• _AIM OF THE EXERCISE_: In the data that follows, count the lines in which the word "name" occurs, and report that figure alone.

• _Dataset entries on figures_:
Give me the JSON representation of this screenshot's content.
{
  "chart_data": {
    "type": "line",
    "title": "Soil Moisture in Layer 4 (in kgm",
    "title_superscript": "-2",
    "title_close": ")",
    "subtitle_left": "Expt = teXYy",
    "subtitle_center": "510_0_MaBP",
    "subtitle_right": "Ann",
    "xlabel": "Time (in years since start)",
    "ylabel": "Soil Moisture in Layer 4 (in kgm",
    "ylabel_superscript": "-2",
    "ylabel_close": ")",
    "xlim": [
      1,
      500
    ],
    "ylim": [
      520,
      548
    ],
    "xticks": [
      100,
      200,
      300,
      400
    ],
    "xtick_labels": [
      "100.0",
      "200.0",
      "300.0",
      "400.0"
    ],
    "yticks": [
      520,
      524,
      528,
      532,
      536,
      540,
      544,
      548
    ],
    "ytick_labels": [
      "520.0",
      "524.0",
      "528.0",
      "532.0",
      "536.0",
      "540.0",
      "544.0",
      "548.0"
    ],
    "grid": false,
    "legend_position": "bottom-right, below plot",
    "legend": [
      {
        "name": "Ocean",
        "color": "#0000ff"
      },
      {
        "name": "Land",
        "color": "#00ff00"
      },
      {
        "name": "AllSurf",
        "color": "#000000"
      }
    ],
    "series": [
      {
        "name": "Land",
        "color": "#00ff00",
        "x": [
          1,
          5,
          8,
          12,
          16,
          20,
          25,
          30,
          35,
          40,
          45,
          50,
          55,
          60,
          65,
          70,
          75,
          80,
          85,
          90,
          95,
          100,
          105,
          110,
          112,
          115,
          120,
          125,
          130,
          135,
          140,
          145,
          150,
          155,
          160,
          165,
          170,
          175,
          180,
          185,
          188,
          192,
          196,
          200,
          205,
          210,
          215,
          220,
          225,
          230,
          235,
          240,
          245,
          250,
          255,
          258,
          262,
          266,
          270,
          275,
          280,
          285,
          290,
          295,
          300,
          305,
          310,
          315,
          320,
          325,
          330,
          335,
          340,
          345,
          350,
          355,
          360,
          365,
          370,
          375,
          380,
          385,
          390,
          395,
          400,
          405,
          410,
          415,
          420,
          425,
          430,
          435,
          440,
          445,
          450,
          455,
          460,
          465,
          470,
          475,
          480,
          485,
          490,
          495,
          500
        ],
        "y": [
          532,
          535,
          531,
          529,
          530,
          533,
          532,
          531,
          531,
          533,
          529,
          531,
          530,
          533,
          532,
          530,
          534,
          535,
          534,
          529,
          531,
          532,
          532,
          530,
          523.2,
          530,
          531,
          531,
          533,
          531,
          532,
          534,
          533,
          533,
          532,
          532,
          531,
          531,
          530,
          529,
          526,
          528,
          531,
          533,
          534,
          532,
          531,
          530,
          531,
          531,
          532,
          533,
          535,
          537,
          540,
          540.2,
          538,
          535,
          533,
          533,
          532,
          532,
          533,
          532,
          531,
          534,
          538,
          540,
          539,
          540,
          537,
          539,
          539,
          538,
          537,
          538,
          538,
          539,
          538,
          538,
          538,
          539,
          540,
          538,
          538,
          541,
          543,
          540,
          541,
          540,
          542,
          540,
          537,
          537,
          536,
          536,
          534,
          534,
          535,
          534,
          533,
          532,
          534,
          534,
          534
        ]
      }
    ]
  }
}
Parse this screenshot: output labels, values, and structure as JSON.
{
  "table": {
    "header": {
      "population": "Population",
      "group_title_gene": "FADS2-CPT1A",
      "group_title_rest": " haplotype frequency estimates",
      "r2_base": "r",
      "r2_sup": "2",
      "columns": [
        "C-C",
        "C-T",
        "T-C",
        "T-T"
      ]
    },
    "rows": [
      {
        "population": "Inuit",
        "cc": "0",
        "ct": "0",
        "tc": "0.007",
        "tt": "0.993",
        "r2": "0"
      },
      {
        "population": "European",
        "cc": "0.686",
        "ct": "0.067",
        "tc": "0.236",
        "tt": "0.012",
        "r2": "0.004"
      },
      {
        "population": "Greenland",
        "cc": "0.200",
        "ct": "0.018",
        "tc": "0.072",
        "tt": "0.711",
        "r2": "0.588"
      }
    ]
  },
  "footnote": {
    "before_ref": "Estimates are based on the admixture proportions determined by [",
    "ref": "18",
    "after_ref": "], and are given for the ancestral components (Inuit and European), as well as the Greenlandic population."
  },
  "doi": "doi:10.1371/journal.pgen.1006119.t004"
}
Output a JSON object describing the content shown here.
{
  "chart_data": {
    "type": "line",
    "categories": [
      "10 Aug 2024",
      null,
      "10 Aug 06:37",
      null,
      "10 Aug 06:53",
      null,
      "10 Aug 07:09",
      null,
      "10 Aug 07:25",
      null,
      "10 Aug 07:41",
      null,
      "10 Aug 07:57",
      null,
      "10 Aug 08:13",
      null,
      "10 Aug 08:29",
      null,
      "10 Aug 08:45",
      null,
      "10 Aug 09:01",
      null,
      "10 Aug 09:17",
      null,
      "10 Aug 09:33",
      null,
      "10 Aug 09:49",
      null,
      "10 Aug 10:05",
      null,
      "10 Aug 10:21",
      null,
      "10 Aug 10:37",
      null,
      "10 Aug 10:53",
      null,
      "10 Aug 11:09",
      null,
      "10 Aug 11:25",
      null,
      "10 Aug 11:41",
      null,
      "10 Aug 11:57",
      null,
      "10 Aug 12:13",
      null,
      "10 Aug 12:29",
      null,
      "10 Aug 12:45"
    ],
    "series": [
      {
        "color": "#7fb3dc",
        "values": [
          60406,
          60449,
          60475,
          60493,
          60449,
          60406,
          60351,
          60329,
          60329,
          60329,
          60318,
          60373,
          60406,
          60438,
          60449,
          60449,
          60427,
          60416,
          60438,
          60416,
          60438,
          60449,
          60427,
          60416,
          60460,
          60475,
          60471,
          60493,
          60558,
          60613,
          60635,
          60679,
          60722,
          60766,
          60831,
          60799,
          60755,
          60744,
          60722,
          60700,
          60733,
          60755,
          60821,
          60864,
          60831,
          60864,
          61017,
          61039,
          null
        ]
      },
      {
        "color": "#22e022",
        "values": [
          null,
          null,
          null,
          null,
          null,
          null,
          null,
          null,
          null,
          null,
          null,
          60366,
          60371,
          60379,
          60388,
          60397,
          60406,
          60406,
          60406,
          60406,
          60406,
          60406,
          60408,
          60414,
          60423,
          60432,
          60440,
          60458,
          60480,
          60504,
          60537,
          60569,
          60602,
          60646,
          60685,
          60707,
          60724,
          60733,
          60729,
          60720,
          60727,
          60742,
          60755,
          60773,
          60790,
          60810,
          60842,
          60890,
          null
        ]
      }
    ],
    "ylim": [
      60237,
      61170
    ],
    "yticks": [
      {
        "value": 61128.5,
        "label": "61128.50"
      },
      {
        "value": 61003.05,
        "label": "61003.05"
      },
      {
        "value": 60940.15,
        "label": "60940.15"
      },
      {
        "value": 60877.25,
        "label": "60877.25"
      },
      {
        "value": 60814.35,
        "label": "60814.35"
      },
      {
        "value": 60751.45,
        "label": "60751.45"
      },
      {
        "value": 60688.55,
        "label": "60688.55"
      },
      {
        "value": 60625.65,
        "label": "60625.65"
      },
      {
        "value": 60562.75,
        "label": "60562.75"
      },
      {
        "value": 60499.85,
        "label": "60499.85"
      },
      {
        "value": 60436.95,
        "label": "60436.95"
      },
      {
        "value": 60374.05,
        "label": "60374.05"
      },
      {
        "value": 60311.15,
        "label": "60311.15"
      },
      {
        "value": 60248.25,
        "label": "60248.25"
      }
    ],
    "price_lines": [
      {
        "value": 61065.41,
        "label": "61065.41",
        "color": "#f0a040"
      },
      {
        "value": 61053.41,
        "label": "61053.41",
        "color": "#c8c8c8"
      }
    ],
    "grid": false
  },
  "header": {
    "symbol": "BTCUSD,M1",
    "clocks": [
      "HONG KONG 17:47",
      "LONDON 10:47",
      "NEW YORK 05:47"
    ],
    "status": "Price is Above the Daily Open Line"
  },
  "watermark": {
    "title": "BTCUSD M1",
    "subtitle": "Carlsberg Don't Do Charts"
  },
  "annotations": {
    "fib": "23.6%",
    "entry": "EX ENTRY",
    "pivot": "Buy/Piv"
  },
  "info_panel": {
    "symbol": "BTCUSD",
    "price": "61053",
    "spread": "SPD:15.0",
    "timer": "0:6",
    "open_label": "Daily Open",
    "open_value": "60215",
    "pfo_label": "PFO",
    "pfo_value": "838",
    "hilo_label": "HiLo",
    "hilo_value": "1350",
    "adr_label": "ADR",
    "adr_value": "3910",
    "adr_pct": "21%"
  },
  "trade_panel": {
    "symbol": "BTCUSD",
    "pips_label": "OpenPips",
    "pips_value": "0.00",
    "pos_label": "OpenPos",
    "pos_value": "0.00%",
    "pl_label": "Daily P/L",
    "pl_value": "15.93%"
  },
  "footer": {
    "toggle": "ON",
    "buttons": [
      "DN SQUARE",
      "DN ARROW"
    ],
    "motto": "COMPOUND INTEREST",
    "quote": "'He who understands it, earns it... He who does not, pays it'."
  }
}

• _WRITTEN ANSWER_: 4